> _Written problem_
Copy every line of the records below character for character, changing nothing.

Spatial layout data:
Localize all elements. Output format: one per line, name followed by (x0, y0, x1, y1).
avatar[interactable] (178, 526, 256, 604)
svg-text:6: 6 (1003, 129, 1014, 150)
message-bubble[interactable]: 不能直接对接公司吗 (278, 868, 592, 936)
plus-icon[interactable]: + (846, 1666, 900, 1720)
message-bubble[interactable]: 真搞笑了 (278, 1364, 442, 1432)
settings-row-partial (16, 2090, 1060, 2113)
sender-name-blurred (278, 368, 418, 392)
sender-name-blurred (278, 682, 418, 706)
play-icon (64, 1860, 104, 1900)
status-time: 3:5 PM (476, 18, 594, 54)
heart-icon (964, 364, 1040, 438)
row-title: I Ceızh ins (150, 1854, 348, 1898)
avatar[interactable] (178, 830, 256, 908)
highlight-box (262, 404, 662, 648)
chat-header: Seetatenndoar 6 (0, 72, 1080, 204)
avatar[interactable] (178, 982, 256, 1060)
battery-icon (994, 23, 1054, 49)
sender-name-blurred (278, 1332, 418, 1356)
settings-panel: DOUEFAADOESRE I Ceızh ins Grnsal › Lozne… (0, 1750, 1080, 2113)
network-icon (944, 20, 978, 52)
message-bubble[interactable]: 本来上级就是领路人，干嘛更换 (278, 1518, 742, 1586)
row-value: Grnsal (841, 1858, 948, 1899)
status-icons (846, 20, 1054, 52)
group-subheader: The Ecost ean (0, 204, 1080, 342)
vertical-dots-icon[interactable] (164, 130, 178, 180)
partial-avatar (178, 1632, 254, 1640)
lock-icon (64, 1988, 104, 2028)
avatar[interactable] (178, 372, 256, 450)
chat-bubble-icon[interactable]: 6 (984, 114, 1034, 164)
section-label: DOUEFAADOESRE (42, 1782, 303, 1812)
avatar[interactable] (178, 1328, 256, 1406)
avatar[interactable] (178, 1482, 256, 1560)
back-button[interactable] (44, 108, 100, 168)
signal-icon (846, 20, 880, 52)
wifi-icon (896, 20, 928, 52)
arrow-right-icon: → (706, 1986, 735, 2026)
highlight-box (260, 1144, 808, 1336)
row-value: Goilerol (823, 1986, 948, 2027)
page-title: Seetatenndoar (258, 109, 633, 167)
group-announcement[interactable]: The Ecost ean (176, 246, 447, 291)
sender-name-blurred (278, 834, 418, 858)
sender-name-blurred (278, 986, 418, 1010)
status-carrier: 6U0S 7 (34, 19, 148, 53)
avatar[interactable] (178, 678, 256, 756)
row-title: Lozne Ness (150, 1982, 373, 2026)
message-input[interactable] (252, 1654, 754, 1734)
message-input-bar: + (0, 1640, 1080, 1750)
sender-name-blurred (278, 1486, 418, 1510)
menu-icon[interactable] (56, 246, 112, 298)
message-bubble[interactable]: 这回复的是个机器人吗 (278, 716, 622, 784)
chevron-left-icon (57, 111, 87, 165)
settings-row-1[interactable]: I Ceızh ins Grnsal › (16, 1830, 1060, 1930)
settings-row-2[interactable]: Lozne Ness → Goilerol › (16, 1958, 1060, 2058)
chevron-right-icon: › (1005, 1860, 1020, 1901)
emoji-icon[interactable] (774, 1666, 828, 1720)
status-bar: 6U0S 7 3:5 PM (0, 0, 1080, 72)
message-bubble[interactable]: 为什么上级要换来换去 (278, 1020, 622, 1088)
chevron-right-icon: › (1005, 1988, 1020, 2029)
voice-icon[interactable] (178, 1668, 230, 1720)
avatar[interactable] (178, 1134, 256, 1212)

> _Written answer_
Localize all elements. Output format: one per line, name followed by (x0, y0, x1, y1).
avatar[interactable] (178, 526, 256, 604)
svg-text:6: 6 (1003, 129, 1014, 150)
message-bubble[interactable]: 不能直接对接公司吗 (278, 868, 592, 936)
plus-icon[interactable]: + (846, 1666, 900, 1720)
message-bubble[interactable]: 真搞笑了 (278, 1364, 442, 1432)
settings-row-partial (16, 2090, 1060, 2113)
sender-name-blurred (278, 368, 418, 392)
sender-name-blurred (278, 682, 418, 706)
play-icon (64, 1860, 104, 1900)
status-time: 3:5 PM (476, 18, 594, 54)
heart-icon (964, 364, 1040, 438)
row-title: I Ceızh ins (150, 1854, 348, 1898)
avatar[interactable] (178, 830, 256, 908)
highlight-box (262, 404, 662, 648)
chat-header: Seetatenndoar 6 (0, 72, 1080, 204)
avatar[interactable] (178, 982, 256, 1060)
battery-icon (994, 23, 1054, 49)
sender-name-blurred (278, 1332, 418, 1356)
settings-panel: DOUEFAADOESRE I Ceızh ins Grnsal › Lozne… (0, 1750, 1080, 2113)
network-icon (944, 20, 978, 52)
message-bubble[interactable]: 本来上级就是领路人，干嘛更换 (278, 1518, 742, 1586)
row-value: Grnsal (841, 1858, 948, 1899)
status-icons (846, 20, 1054, 52)
group-subheader: The Ecost ean (0, 204, 1080, 342)
vertical-dots-icon[interactable] (164, 130, 178, 180)
partial-avatar (178, 1632, 254, 1640)
lock-icon (64, 1988, 104, 2028)
avatar[interactable] (178, 372, 256, 450)
chat-bubble-icon[interactable]: 6 (984, 114, 1034, 164)
section-label: DOUEFAADOESRE (42, 1782, 303, 1812)
avatar[interactable] (178, 1328, 256, 1406)
avatar[interactable] (178, 1482, 256, 1560)
back-button[interactable] (44, 108, 100, 168)
signal-icon (846, 20, 880, 52)
wifi-icon (896, 20, 928, 52)
arrow-right-icon: → (706, 1986, 735, 2026)
highlight-box (260, 1144, 808, 1336)
row-value: Goilerol (823, 1986, 948, 2027)
page-title: Seetatenndoar (258, 109, 633, 167)
group-announcement[interactable]: The Ecost ean (176, 246, 447, 291)
sender-name-blurred (278, 834, 418, 858)
sender-name-blurred (278, 986, 418, 1010)
status-carrier: 6U0S 7 (34, 19, 148, 53)
avatar[interactable] (178, 678, 256, 756)
row-title: Lozne Ness (150, 1982, 373, 2026)
message-input[interactable] (252, 1654, 754, 1734)
message-input-bar: + (0, 1640, 1080, 1750)
sender-name-blurred (278, 1486, 418, 1510)
menu-icon[interactable] (56, 246, 112, 298)
message-bubble[interactable]: 这回复的是个机器人吗 (278, 716, 622, 784)
chevron-left-icon (57, 111, 87, 165)
settings-row-1[interactable]: I Ceızh ins Grnsal › (16, 1830, 1060, 1930)
settings-row-2[interactable]: Lozne Ness → Goilerol › (16, 1958, 1060, 2058)
chevron-right-icon: › (1005, 1860, 1020, 1901)
emoji-icon[interactable] (774, 1666, 828, 1720)
status-bar: 6U0S 7 3:5 PM (0, 0, 1080, 72)
message-bubble[interactable]: 为什么上级要换来换去 (278, 1020, 622, 1088)
chevron-right-icon: › (1005, 1988, 1020, 2029)
voice-icon[interactable] (178, 1668, 230, 1720)
avatar[interactable] (178, 1134, 256, 1212)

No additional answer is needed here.